(Stored items)
-*-
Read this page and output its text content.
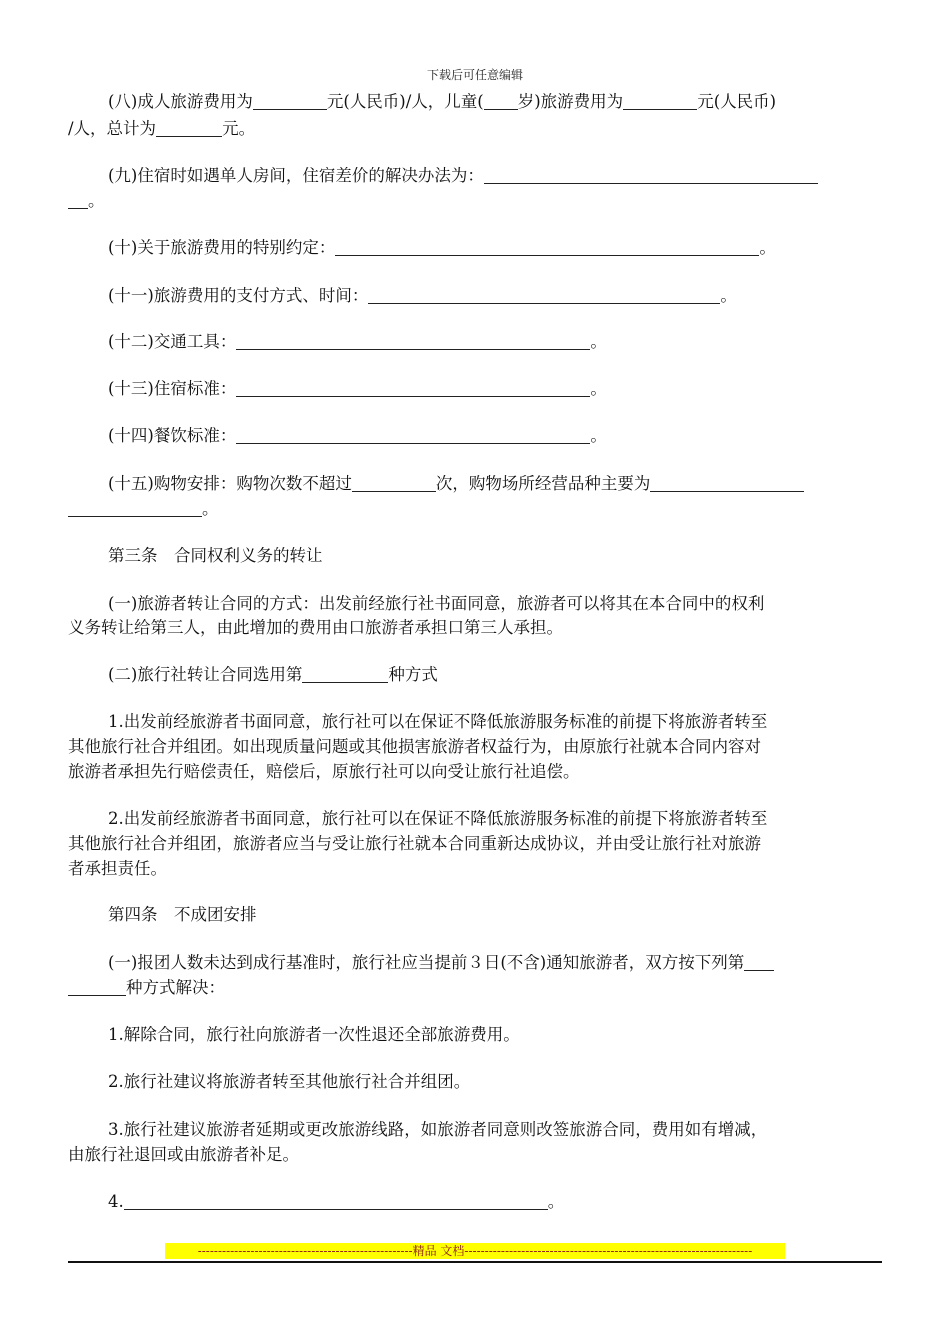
下载后可任意编辑
(八)成人旅游费用为	元(人民币)/人，儿童( 岁)旅游费用为	元(人民币)
/人，总计为	元。
(九)住宿时如遇单人房间，住宿差价的解决办法为：
。
(十)关于旅游费用的特别约定：	。
(十一)旅游费用的支付方式、时间：	。
(十二)交通工具：	。
(十三)住宿标准：	。
(十四)餐饮标准：	。
(十五)购物安排：购物次数不超过	次，购物场所经营品种主要为
。
第三条　合同权利义务的转让
(一)旅游者转让合同的方式：出发前经旅行社书面同意，旅游者可以将其在本合同中的权利
义务转让给第三人，由此增加的费用由口旅游者承担口第三人承担。
(二)旅行社转让合同选用第	种方式
1.出发前经旅游者书面同意，旅行社可以在保证不降低旅游服务标准的前提下将旅游者转至
其他旅行社合并组团。如出现质量问题或其他损害旅游者权益行为，由原旅行社就本合同内容对
旅游者承担先行赔偿责任，赔偿后，原旅行社可以向受让旅行社追偿。
2.出发前经旅游者书面同意，旅行社可以在保证不降低旅游服务标准的前提下将旅游者转至
其他旅行社合并组团，旅游者应当与受让旅行社就本合同重新达成协议，并由受让旅行社对旅游
者承担责任。
第四条　不成团安排
(一)报团人数未达到成行基准时，旅行社应当提前３日(不含)通知旅游者，双方按下列第
种方式解决：
1.解除合同，旅行社向旅游者一次性退还全部旅游费用。
2.旅行社建议将旅游者转至其他旅行社合并组团。
3.旅行社建议旅游者延期或更改旅游线路，如旅游者同意则改签旅游合同，费用如有增减，
由旅行社退回或由旅游者补足。
4.	。
-----------------------------------------------------精品 文档-----------------------------------------------------------------------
-*-
* _Objective_: Output every entry word for word, but omit the pictures.

* _Answer to the exercise_:
Read this page and output its text content.
下载后可任意编辑
(八)成人旅游费用为	元(人民币)/人，儿童( 岁)旅游费用为	元(人民币)
/人，总计为	元。
(九)住宿时如遇单人房间，住宿差价的解决办法为：
。
(十)关于旅游费用的特别约定：	。
(十一)旅游费用的支付方式、时间：	。
(十二)交通工具：	。
(十三)住宿标准：	。
(十四)餐饮标准：	。
(十五)购物安排：购物次数不超过	次，购物场所经营品种主要为
。
第三条　合同权利义务的转让
(一)旅游者转让合同的方式：出发前经旅行社书面同意，旅游者可以将其在本合同中的权利
义务转让给第三人，由此增加的费用由口旅游者承担口第三人承担。
(二)旅行社转让合同选用第	种方式
1.出发前经旅游者书面同意，旅行社可以在保证不降低旅游服务标准的前提下将旅游者转至
其他旅行社合并组团。如出现质量问题或其他损害旅游者权益行为，由原旅行社就本合同内容对
旅游者承担先行赔偿责任，赔偿后，原旅行社可以向受让旅行社追偿。
2.出发前经旅游者书面同意，旅行社可以在保证不降低旅游服务标准的前提下将旅游者转至
其他旅行社合并组团，旅游者应当与受让旅行社就本合同重新达成协议，并由受让旅行社对旅游
者承担责任。
第四条　不成团安排
(一)报团人数未达到成行基准时，旅行社应当提前３日(不含)通知旅游者，双方按下列第
种方式解决：
1.解除合同，旅行社向旅游者一次性退还全部旅游费用。
2.旅行社建议将旅游者转至其他旅行社合并组团。
3.旅行社建议旅游者延期或更改旅游线路，如旅游者同意则改签旅游合同，费用如有增减，
由旅行社退回或由旅游者补足。
4.	。
-----------------------------------------------------精品 文档-----------------------------------------------------------------------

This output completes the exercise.